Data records
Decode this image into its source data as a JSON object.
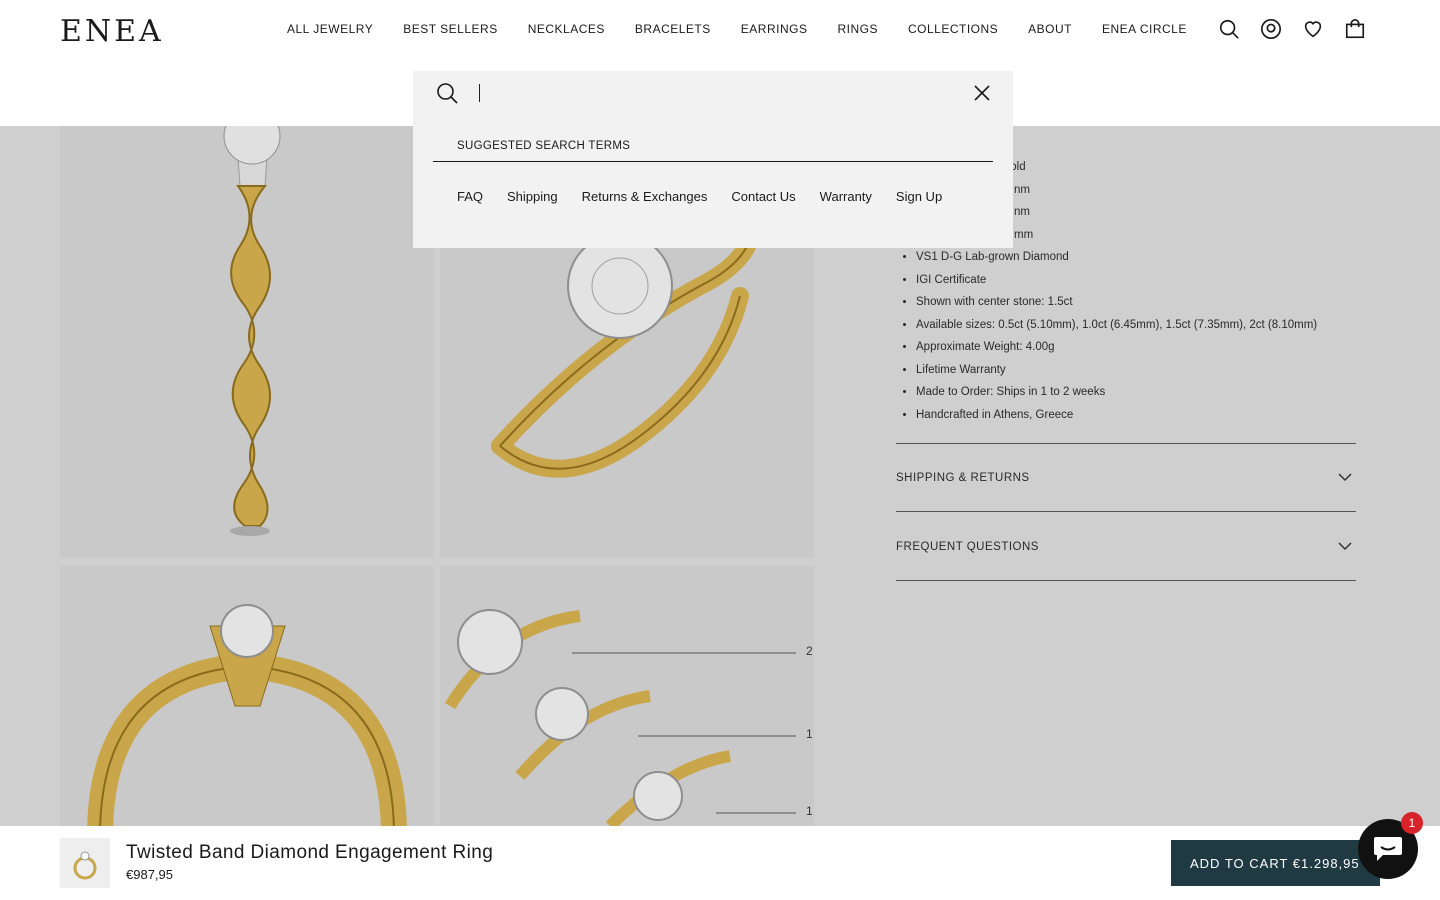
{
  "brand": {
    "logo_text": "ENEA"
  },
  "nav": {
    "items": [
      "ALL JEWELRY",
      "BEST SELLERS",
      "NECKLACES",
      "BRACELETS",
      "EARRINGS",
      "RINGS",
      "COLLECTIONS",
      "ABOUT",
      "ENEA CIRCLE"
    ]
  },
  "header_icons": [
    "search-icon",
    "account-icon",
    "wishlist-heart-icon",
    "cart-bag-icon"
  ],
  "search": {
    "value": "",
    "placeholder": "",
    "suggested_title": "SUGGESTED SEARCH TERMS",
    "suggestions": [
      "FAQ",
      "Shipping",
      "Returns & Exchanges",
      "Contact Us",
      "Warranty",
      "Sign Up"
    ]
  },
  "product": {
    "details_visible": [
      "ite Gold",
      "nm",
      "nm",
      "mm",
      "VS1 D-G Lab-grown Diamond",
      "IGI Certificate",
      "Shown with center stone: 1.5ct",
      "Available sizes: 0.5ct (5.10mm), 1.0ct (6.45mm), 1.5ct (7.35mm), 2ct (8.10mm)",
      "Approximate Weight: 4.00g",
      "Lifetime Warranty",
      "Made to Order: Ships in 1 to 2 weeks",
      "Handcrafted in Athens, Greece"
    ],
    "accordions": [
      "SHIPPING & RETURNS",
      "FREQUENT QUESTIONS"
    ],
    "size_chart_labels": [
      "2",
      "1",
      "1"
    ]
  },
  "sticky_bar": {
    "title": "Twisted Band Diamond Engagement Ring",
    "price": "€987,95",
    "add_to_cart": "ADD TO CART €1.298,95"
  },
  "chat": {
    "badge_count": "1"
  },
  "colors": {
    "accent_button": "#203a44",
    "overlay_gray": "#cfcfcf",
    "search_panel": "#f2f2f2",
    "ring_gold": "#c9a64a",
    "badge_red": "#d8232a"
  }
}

Exercise instructions:
Reproduce the material in its entirety and word for word, without the pictures.

Task response:
Decode this image into its source data as a JSON object.
{
  "brand": {
    "logo_text": "ENEA"
  },
  "nav": {
    "items": [
      "ALL JEWELRY",
      "BEST SELLERS",
      "NECKLACES",
      "BRACELETS",
      "EARRINGS",
      "RINGS",
      "COLLECTIONS",
      "ABOUT",
      "ENEA CIRCLE"
    ]
  },
  "header_icons": [
    "search-icon",
    "account-icon",
    "wishlist-heart-icon",
    "cart-bag-icon"
  ],
  "search": {
    "value": "",
    "placeholder": "",
    "suggested_title": "SUGGESTED SEARCH TERMS",
    "suggestions": [
      "FAQ",
      "Shipping",
      "Returns & Exchanges",
      "Contact Us",
      "Warranty",
      "Sign Up"
    ]
  },
  "product": {
    "details_visible": [
      "ite Gold",
      "nm",
      "nm",
      "mm",
      "VS1 D-G Lab-grown Diamond",
      "IGI Certificate",
      "Shown with center stone: 1.5ct",
      "Available sizes: 0.5ct (5.10mm), 1.0ct (6.45mm), 1.5ct (7.35mm), 2ct (8.10mm)",
      "Approximate Weight: 4.00g",
      "Lifetime Warranty",
      "Made to Order: Ships in 1 to 2 weeks",
      "Handcrafted in Athens, Greece"
    ],
    "accordions": [
      "SHIPPING & RETURNS",
      "FREQUENT QUESTIONS"
    ],
    "size_chart_labels": [
      "2",
      "1",
      "1"
    ]
  },
  "sticky_bar": {
    "title": "Twisted Band Diamond Engagement Ring",
    "price": "€987,95",
    "add_to_cart": "ADD TO CART €1.298,95"
  },
  "chat": {
    "badge_count": "1"
  },
  "colors": {
    "accent_button": "#203a44",
    "overlay_gray": "#cfcfcf",
    "search_panel": "#f2f2f2",
    "ring_gold": "#c9a64a",
    "badge_red": "#d8232a"
  }
}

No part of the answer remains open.